■ What is expected
Copy each line of the records that contains the word "天洋新材".

Figure content listings:
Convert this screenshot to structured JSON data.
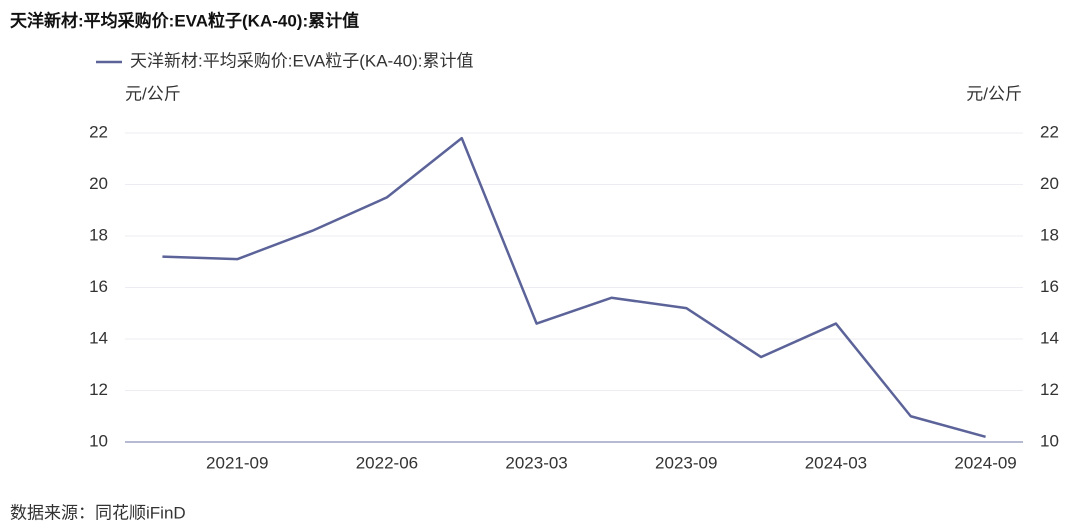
{
  "chart_data": {
    "type": "line",
    "title": "天洋新材:平均采购价:EVA粒子(KA-40):累计值",
    "y_unit": "元/公斤",
    "y2_unit": "元/公斤",
    "source": "数据来源：同花顺iFinD",
    "categories": [
      null,
      "2021-09",
      null,
      "2022-06",
      null,
      "2023-03",
      null,
      "2023-09",
      null,
      "2024-03",
      null,
      "2024-09"
    ],
    "series": [
      {
        "name": "天洋新材:平均采购价:EVA粒子(KA-40):累计值",
        "color": "#5b6399",
        "values": [
          17.2,
          17.1,
          18.2,
          19.5,
          21.8,
          14.6,
          15.6,
          15.2,
          13.3,
          14.6,
          11.0,
          10.2
        ]
      }
    ],
    "ylim": [
      10,
      22
    ],
    "yticks": [
      10,
      12,
      14,
      16,
      18,
      20,
      22
    ],
    "y2lim": [
      10,
      22
    ],
    "y2ticks": [
      10,
      12,
      14,
      16,
      18,
      20,
      22
    ],
    "grid": true
  }
}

■ Exercise result
    "title": "天洋新材:平均采购价:EVA粒子(KA-40):累计值",
        "name": "天洋新材:平均采购价:EVA粒子(KA-40):累计值",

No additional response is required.